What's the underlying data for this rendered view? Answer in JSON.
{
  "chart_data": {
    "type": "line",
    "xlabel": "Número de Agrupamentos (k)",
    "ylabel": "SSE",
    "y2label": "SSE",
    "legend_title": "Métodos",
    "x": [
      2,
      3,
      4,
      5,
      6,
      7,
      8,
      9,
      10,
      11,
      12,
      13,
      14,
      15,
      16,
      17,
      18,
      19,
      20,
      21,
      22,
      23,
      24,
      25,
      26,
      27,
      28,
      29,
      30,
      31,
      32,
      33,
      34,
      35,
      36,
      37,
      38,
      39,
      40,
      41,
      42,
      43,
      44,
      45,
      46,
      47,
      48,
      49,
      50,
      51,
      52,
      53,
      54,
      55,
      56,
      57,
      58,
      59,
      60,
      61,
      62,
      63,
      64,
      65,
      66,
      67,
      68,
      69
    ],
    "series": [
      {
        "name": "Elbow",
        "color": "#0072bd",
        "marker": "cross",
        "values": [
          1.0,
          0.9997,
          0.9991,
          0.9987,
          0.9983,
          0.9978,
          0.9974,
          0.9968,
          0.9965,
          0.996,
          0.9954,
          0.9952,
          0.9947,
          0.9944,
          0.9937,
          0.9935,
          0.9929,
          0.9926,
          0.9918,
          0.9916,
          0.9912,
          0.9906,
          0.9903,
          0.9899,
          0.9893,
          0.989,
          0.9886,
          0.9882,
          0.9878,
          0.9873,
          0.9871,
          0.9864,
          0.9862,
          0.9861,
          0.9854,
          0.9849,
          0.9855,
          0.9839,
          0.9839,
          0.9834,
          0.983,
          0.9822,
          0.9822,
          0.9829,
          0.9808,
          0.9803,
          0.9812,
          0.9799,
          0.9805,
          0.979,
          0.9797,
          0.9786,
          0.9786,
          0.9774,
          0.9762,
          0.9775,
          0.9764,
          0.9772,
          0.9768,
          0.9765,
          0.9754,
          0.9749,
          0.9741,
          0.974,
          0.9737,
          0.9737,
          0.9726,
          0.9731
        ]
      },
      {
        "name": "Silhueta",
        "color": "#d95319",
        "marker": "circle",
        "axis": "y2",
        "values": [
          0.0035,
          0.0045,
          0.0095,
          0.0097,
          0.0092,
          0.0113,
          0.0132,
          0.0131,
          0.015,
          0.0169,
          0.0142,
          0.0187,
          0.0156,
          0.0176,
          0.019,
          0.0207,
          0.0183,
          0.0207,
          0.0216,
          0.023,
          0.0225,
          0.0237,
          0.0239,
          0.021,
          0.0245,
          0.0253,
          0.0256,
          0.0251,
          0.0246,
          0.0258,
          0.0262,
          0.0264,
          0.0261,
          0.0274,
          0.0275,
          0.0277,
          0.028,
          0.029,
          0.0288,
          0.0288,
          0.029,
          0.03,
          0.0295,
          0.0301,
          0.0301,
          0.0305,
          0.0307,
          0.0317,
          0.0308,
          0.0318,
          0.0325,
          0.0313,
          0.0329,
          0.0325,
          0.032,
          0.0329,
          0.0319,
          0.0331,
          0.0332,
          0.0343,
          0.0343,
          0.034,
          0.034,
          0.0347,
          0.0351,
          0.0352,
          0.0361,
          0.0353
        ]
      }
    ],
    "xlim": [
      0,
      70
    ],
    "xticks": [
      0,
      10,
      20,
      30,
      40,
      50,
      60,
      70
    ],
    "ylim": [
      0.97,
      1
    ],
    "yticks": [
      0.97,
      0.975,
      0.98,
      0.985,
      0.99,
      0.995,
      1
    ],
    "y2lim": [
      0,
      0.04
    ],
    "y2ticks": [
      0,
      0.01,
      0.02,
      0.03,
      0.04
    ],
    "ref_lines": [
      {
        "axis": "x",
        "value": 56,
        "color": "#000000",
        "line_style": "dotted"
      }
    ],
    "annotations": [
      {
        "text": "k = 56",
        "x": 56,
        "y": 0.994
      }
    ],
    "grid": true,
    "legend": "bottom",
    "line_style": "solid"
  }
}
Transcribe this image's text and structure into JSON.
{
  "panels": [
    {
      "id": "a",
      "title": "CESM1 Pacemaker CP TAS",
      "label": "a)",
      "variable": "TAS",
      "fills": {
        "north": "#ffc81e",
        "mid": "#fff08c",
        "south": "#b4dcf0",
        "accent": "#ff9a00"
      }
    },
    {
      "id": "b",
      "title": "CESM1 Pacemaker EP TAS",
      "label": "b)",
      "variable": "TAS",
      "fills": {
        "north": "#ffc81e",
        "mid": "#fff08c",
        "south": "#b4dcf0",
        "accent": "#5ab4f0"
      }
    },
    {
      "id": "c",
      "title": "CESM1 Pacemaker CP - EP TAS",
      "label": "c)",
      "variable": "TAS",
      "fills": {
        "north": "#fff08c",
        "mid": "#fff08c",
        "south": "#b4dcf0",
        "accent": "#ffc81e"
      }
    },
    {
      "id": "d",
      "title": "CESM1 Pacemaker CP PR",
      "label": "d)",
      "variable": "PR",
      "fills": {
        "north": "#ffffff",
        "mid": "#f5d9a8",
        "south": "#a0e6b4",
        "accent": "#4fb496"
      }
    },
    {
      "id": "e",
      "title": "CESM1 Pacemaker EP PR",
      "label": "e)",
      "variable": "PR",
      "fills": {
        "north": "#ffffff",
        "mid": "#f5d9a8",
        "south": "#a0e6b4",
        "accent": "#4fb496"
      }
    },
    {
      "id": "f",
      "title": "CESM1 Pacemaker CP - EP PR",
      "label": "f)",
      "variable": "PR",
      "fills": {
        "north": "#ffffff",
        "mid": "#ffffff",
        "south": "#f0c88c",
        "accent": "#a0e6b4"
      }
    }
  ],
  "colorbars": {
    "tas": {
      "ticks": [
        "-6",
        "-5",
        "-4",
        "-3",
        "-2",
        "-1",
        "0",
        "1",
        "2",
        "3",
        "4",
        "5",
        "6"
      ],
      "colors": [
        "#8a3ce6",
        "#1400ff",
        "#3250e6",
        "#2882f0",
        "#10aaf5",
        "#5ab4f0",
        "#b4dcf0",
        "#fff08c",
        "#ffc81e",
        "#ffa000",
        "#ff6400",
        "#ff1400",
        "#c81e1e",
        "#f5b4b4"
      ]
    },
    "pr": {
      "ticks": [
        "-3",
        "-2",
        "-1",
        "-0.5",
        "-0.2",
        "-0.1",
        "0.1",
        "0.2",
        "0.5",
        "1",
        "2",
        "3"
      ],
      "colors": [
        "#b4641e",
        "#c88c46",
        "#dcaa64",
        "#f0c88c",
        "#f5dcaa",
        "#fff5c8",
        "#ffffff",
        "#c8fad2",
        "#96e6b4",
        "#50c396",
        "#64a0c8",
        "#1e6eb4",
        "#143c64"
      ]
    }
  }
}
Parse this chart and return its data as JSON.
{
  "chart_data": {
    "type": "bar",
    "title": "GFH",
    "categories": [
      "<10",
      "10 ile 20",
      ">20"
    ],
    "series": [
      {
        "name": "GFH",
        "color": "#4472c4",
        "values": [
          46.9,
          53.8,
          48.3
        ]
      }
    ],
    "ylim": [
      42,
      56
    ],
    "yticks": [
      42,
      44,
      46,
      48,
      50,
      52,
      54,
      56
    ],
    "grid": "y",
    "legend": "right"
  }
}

- - -

**Task prompt**
Please reproduce each record precisely as written.

**Task answer**
What's the underlying data for this rendered view? Answer in JSON.
{
  "chart_data": {
    "type": "line",
    "xlabel": "Número de Agrupamentos (k)",
    "ylabel": "SSE",
    "y2label": "SSE",
    "legend_title": "Métodos",
    "x": [
      2,
      3,
      4,
      5,
      6,
      7,
      8,
      9,
      10,
      11,
      12,
      13,
      14,
      15,
      16,
      17,
      18,
      19,
      20,
      21,
      22,
      23,
      24,
      25,
      26,
      27,
      28,
      29,
      30,
      31,
      32,
      33,
      34,
      35,
      36,
      37,
      38,
      39,
      40,
      41,
      42,
      43,
      44,
      45,
      46,
      47,
      48,
      49,
      50,
      51,
      52,
      53,
      54,
      55,
      56,
      57,
      58,
      59,
      60,
      61,
      62,
      63,
      64,
      65,
      66,
      67,
      68,
      69
    ],
    "series": [
      {
        "name": "Elbow",
        "color": "#0072bd",
        "marker": "cross",
        "values": [
          1.0,
          0.9997,
          0.9991,
          0.9987,
          0.9983,
          0.9978,
          0.9974,
          0.9968,
          0.9965,
          0.996,
          0.9954,
          0.9952,
          0.9947,
          0.9944,
          0.9937,
          0.9935,
          0.9929,
          0.9926,
          0.9918,
          0.9916,
          0.9912,
          0.9906,
          0.9903,
          0.9899,
          0.9893,
          0.989,
          0.9886,
          0.9882,
          0.9878,
          0.9873,
          0.9871,
          0.9864,
          0.9862,
          0.9861,
          0.9854,
          0.9849,
          0.9855,
          0.9839,
          0.9839,
          0.9834,
          0.983,
          0.9822,
          0.9822,
          0.9829,
          0.9808,
          0.9803,
          0.9812,
          0.9799,
          0.9805,
          0.979,
          0.9797,
          0.9786,
          0.9786,
          0.9774,
          0.9762,
          0.9775,
          0.9764,
          0.9772,
          0.9768,
          0.9765,
          0.9754,
          0.9749,
          0.9741,
          0.974,
          0.9737,
          0.9737,
          0.9726,
          0.9731
        ]
      },
      {
        "name": "Silhueta",
        "color": "#d95319",
        "marker": "circle",
        "axis": "y2",
        "values": [
          0.0035,
          0.0045,
          0.0095,
          0.0097,
          0.0092,
          0.0113,
          0.0132,
          0.0131,
          0.015,
          0.0169,
          0.0142,
          0.0187,
          0.0156,
          0.0176,
          0.019,
          0.0207,
          0.0183,
          0.0207,
          0.0216,
          0.023,
          0.0225,
          0.0237,
          0.0239,
          0.021,
          0.0245,
          0.0253,
          0.0256,
          0.0251,
          0.0246,
          0.0258,
          0.0262,
          0.0264,
          0.0261,
          0.0274,
          0.0275,
          0.0277,
          0.028,
          0.029,
          0.0288,
          0.0288,
          0.029,
          0.03,
          0.0295,
          0.0301,
          0.0301,
          0.0305,
          0.0307,
          0.0317,
          0.0308,
          0.0318,
          0.0325,
          0.0313,
          0.0329,
          0.0325,
          0.032,
          0.0329,
          0.0319,
          0.0331,
          0.0332,
          0.0343,
          0.0343,
          0.034,
          0.034,
          0.0347,
          0.0351,
          0.0352,
          0.0361,
          0.0353
        ]
      }
    ],
    "xlim": [
      0,
      70
    ],
    "xticks": [
      0,
      10,
      20,
      30,
      40,
      50,
      60,
      70
    ],
    "ylim": [
      0.97,
      1
    ],
    "yticks": [
      0.97,
      0.975,
      0.98,
      0.985,
      0.99,
      0.995,
      1
    ],
    "y2lim": [
      0,
      0.04
    ],
    "y2ticks": [
      0,
      0.01,
      0.02,
      0.03,
      0.04
    ],
    "ref_lines": [
      {
        "axis": "x",
        "value": 56,
        "color": "#000000",
        "line_style": "dotted"
      }
    ],
    "annotations": [
      {
        "text": "k = 56",
        "x": 56,
        "y": 0.994
      }
    ],
    "grid": true,
    "legend": "bottom",
    "line_style": "solid"
  }
}
Transcribe this image's text and structure into JSON.
{
  "panels": [
    {
      "id": "a",
      "title": "CESM1 Pacemaker CP TAS",
      "label": "a)",
      "variable": "TAS",
      "fills": {
        "north": "#ffc81e",
        "mid": "#fff08c",
        "south": "#b4dcf0",
        "accent": "#ff9a00"
      }
    },
    {
      "id": "b",
      "title": "CESM1 Pacemaker EP TAS",
      "label": "b)",
      "variable": "TAS",
      "fills": {
        "north": "#ffc81e",
        "mid": "#fff08c",
        "south": "#b4dcf0",
        "accent": "#5ab4f0"
      }
    },
    {
      "id": "c",
      "title": "CESM1 Pacemaker CP - EP TAS",
      "label": "c)",
      "variable": "TAS",
      "fills": {
        "north": "#fff08c",
        "mid": "#fff08c",
        "south": "#b4dcf0",
        "accent": "#ffc81e"
      }
    },
    {
      "id": "d",
      "title": "CESM1 Pacemaker CP PR",
      "label": "d)",
      "variable": "PR",
      "fills": {
        "north": "#ffffff",
        "mid": "#f5d9a8",
        "south": "#a0e6b4",
        "accent": "#4fb496"
      }
    },
    {
      "id": "e",
      "title": "CESM1 Pacemaker EP PR",
      "label": "e)",
      "variable": "PR",
      "fills": {
        "north": "#ffffff",
        "mid": "#f5d9a8",
        "south": "#a0e6b4",
        "accent": "#4fb496"
      }
    },
    {
      "id": "f",
      "title": "CESM1 Pacemaker CP - EP PR",
      "label": "f)",
      "variable": "PR",
      "fills": {
        "north": "#ffffff",
        "mid": "#ffffff",
        "south": "#f0c88c",
        "accent": "#a0e6b4"
      }
    }
  ],
  "colorbars": {
    "tas": {
      "ticks": [
        "-6",
        "-5",
        "-4",
        "-3",
        "-2",
        "-1",
        "0",
        "1",
        "2",
        "3",
        "4",
        "5",
        "6"
      ],
      "colors": [
        "#8a3ce6",
        "#1400ff",
        "#3250e6",
        "#2882f0",
        "#10aaf5",
        "#5ab4f0",
        "#b4dcf0",
        "#fff08c",
        "#ffc81e",
        "#ffa000",
        "#ff6400",
        "#ff1400",
        "#c81e1e",
        "#f5b4b4"
      ]
    },
    "pr": {
      "ticks": [
        "-3",
        "-2",
        "-1",
        "-0.5",
        "-0.2",
        "-0.1",
        "0.1",
        "0.2",
        "0.5",
        "1",
        "2",
        "3"
      ],
      "colors": [
        "#b4641e",
        "#c88c46",
        "#dcaa64",
        "#f0c88c",
        "#f5dcaa",
        "#fff5c8",
        "#ffffff",
        "#c8fad2",
        "#96e6b4",
        "#50c396",
        "#64a0c8",
        "#1e6eb4",
        "#143c64"
      ]
    }
  }
}
Parse this chart and return its data as JSON.
{
  "chart_data": {
    "type": "bar",
    "title": "GFH",
    "categories": [
      "<10",
      "10 ile 20",
      ">20"
    ],
    "series": [
      {
        "name": "GFH",
        "color": "#4472c4",
        "values": [
          46.9,
          53.8,
          48.3
        ]
      }
    ],
    "ylim": [
      42,
      56
    ],
    "yticks": [
      42,
      44,
      46,
      48,
      50,
      52,
      54,
      56
    ],
    "grid": "y",
    "legend": "right"
  }
}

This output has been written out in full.